_What the task requires_
Beginning with the line that contains "What's the underlying", reproduce the remaining lines of the material exactly, up to and including the last one, but no pictures.

--- begin Material for the task ---

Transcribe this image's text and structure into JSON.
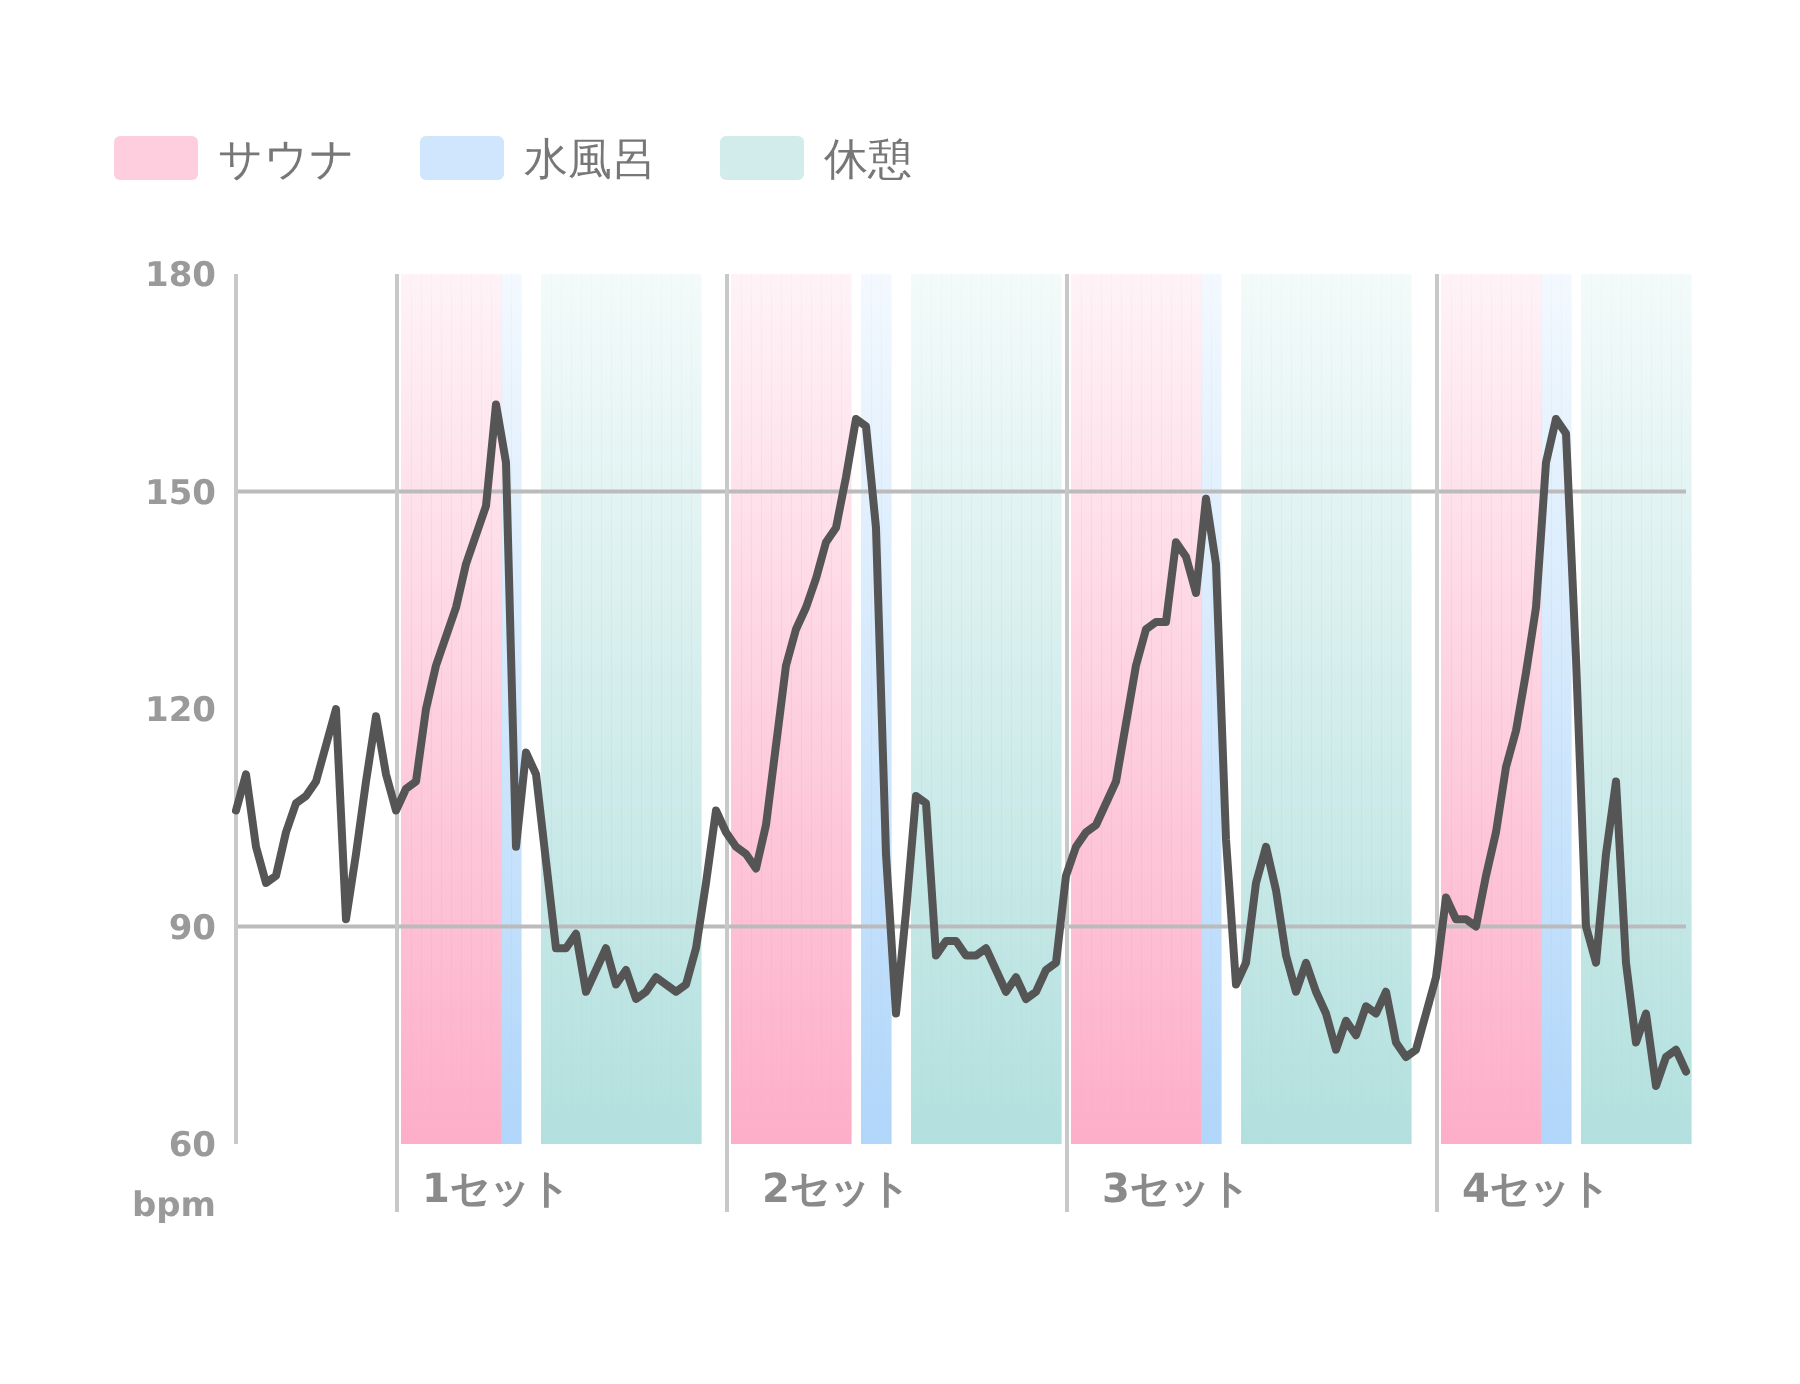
{
  "chart_data": {
    "type": "line",
    "ylabel": "bpm",
    "categories": [
      null,
      null,
      null,
      null,
      null,
      null,
      null,
      null,
      null,
      null,
      null,
      null,
      null,
      null,
      null,
      null,
      null,
      null,
      null,
      null,
      null,
      null,
      null,
      null,
      null,
      null,
      "1セット",
      null,
      null,
      null,
      null,
      null,
      null,
      null,
      null,
      null,
      null,
      null,
      null,
      null,
      null,
      null,
      null,
      null,
      null,
      null,
      null,
      null,
      null,
      null,
      null,
      null,
      null,
      null,
      null,
      null,
      null,
      null,
      null,
      null,
      "2セット",
      null,
      null,
      null,
      null,
      null,
      null,
      null,
      null,
      null,
      null,
      null,
      null,
      null,
      null,
      null,
      null,
      null,
      null,
      null,
      null,
      null,
      null,
      null,
      null,
      null,
      null,
      null,
      null,
      null,
      null,
      null,
      null,
      null,
      "3セット",
      null,
      null,
      null,
      null,
      null,
      null,
      null,
      null,
      null,
      null,
      null,
      null,
      null,
      null,
      null,
      null,
      null,
      null,
      null,
      null,
      null,
      null,
      null,
      null,
      null,
      null,
      null,
      null,
      null,
      null,
      null,
      null,
      null,
      null,
      null,
      "4セット",
      null,
      null,
      null,
      null,
      null,
      null,
      null,
      null,
      null,
      null,
      null,
      null,
      null,
      null,
      null
    ],
    "ylim": [
      60,
      180
    ],
    "yticks": [
      60,
      90,
      120,
      150,
      180
    ],
    "legend": "top left",
    "line_style": "solid",
    "marker": "none",
    "ref_lines": [
      {
        "axis": "y",
        "value": 90,
        "color": "#bbbbbb"
      },
      {
        "axis": "y",
        "value": 150,
        "color": "#bbbbbb"
      }
    ],
    "series": [
      {
        "name": "サウナ",
        "type": "bar",
        "color": "#fdaec8",
        "values": [
          null,
          null,
          null,
          null,
          null,
          null,
          null,
          null,
          null,
          null,
          null,
          null,
          null,
          null,
          null,
          null,
          null,
          180,
          180,
          180,
          180,
          180,
          180,
          180,
          180,
          180,
          180,
          null,
          null,
          null,
          null,
          null,
          null,
          null,
          null,
          null,
          null,
          null,
          null,
          null,
          null,
          null,
          null,
          null,
          null,
          null,
          null,
          null,
          null,
          null,
          180,
          180,
          180,
          180,
          180,
          180,
          180,
          180,
          180,
          180,
          180,
          180,
          null,
          null,
          null,
          null,
          null,
          null,
          null,
          null,
          null,
          null,
          null,
          null,
          null,
          null,
          null,
          null,
          null,
          null,
          null,
          null,
          null,
          null,
          180,
          180,
          180,
          180,
          180,
          180,
          180,
          180,
          180,
          180,
          180,
          180,
          180,
          null,
          null,
          null,
          null,
          null,
          null,
          null,
          null,
          null,
          null,
          null,
          null,
          null,
          null,
          null,
          null,
          null,
          null,
          null,
          null,
          null,
          null,
          null,
          null,
          180,
          180,
          180,
          180,
          180,
          180,
          180,
          180,
          180,
          180,
          null,
          null,
          null,
          null,
          null,
          null,
          null,
          null,
          null,
          null,
          null,
          null,
          null,
          null,
          null
        ]
      },
      {
        "name": "水風呂",
        "type": "bar",
        "color": "#b0d6fa",
        "values": [
          null,
          null,
          null,
          null,
          null,
          null,
          null,
          null,
          null,
          null,
          null,
          null,
          null,
          null,
          null,
          null,
          null,
          null,
          null,
          null,
          null,
          null,
          null,
          null,
          null,
          null,
          null,
          180,
          180,
          null,
          null,
          null,
          null,
          null,
          null,
          null,
          null,
          null,
          null,
          null,
          null,
          null,
          null,
          null,
          null,
          null,
          null,
          null,
          null,
          null,
          null,
          null,
          null,
          null,
          null,
          null,
          null,
          null,
          null,
          null,
          null,
          null,
          null,
          180,
          180,
          180,
          null,
          null,
          null,
          null,
          null,
          null,
          null,
          null,
          null,
          null,
          null,
          null,
          null,
          null,
          null,
          null,
          null,
          null,
          null,
          null,
          null,
          null,
          null,
          null,
          null,
          null,
          null,
          null,
          null,
          null,
          null,
          180,
          180,
          null,
          null,
          null,
          null,
          null,
          null,
          null,
          null,
          null,
          null,
          null,
          null,
          null,
          null,
          null,
          null,
          null,
          null,
          null,
          null,
          null,
          null,
          null,
          null,
          null,
          null,
          null,
          null,
          null,
          null,
          null,
          null,
          180,
          180,
          180,
          null,
          null,
          null,
          null,
          null,
          null,
          null,
          null,
          null,
          null,
          null,
          null
        ]
      },
      {
        "name": "休憩",
        "type": "bar",
        "color": "#b2e0de",
        "values": [
          null,
          null,
          null,
          null,
          null,
          null,
          null,
          null,
          null,
          null,
          null,
          null,
          null,
          null,
          null,
          null,
          null,
          null,
          null,
          null,
          null,
          null,
          null,
          null,
          null,
          null,
          null,
          null,
          null,
          null,
          null,
          180,
          180,
          180,
          180,
          180,
          180,
          180,
          180,
          180,
          180,
          180,
          180,
          180,
          180,
          180,
          180,
          null,
          null,
          null,
          null,
          null,
          null,
          null,
          null,
          null,
          null,
          null,
          null,
          null,
          null,
          null,
          null,
          null,
          null,
          null,
          null,
          null,
          180,
          180,
          180,
          180,
          180,
          180,
          180,
          180,
          180,
          180,
          180,
          180,
          180,
          180,
          180,
          null,
          null,
          null,
          null,
          null,
          null,
          null,
          null,
          null,
          null,
          null,
          null,
          null,
          null,
          null,
          null,
          null,
          null,
          180,
          180,
          180,
          180,
          180,
          180,
          180,
          180,
          180,
          180,
          180,
          180,
          180,
          180,
          180,
          180,
          180,
          null,
          null,
          null,
          null,
          null,
          null,
          null,
          null,
          null,
          null,
          null,
          null,
          null,
          null,
          null,
          null,
          null,
          180,
          180,
          180,
          180,
          180,
          180,
          180,
          180,
          180,
          180,
          180
        ]
      },
      {
        "color": "#555555",
        "values": [
          106,
          111,
          101,
          96,
          97,
          103,
          107,
          108,
          110,
          115,
          120,
          91,
          100,
          110,
          119,
          111,
          106,
          109,
          110,
          120,
          126,
          130,
          134,
          140,
          144,
          148,
          162,
          154,
          101,
          114,
          111,
          99,
          87,
          87,
          89,
          81,
          84,
          87,
          82,
          84,
          80,
          81,
          83,
          82,
          81,
          82,
          87,
          96,
          106,
          103,
          101,
          100,
          98,
          104,
          115,
          126,
          131,
          134,
          138,
          143,
          145,
          152,
          160,
          159,
          145,
          100,
          78,
          92,
          108,
          107,
          86,
          88,
          88,
          86,
          86,
          87,
          84,
          81,
          83,
          80,
          81,
          84,
          85,
          97,
          101,
          103,
          104,
          107,
          110,
          118,
          126,
          131,
          132,
          132,
          143,
          141,
          136,
          149,
          140,
          102,
          82,
          85,
          96,
          101,
          95,
          86,
          81,
          85,
          81,
          78,
          73,
          77,
          75,
          79,
          78,
          81,
          74,
          72,
          73,
          78,
          83,
          94,
          91,
          91,
          90,
          97,
          103,
          112,
          117,
          125,
          134,
          154,
          160,
          158,
          127,
          90,
          85,
          100,
          110,
          85,
          74,
          78,
          68,
          72,
          73,
          70
        ]
      }
    ]
  }
}
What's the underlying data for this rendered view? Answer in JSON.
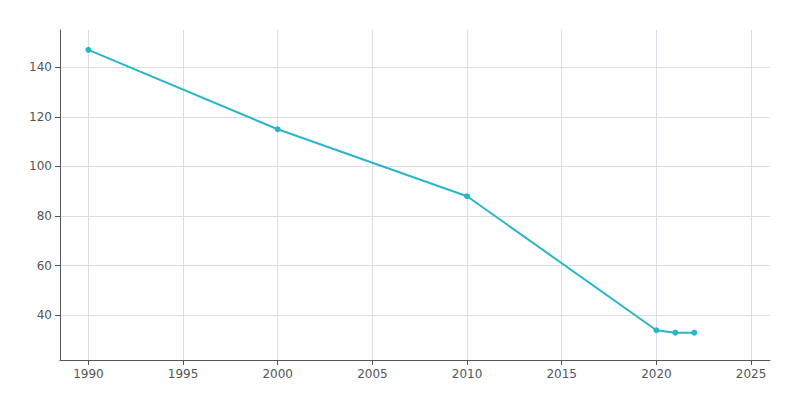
{
  "chart_data": {
    "type": "line",
    "x": [
      1990,
      2000,
      2010,
      2020,
      2021,
      2022
    ],
    "values": [
      147,
      115,
      88,
      34,
      33,
      33
    ],
    "color": "#29b6c8",
    "marker": "circle",
    "xlim": [
      1988.5,
      2026
    ],
    "ylim": [
      22,
      155
    ],
    "xticks": [
      1990,
      1995,
      2000,
      2005,
      2010,
      2015,
      2020,
      2025
    ],
    "yticks": [
      40,
      60,
      80,
      100,
      120,
      140
    ],
    "grid": true
  }
}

--- end Material for the task ---

_Output of the exercise_
What's the underlying data for this rendered view? Answer in JSON.
{
  "chart_data": {
    "type": "line",
    "x": [
      1990,
      2000,
      2010,
      2020,
      2021,
      2022
    ],
    "values": [
      147,
      115,
      88,
      34,
      33,
      33
    ],
    "color": "#29b6c8",
    "marker": "circle",
    "xlim": [
      1988.5,
      2026
    ],
    "ylim": [
      22,
      155
    ],
    "xticks": [
      1990,
      1995,
      2000,
      2005,
      2010,
      2015,
      2020,
      2025
    ],
    "yticks": [
      40,
      60,
      80,
      100,
      120,
      140
    ],
    "grid": true
  }
}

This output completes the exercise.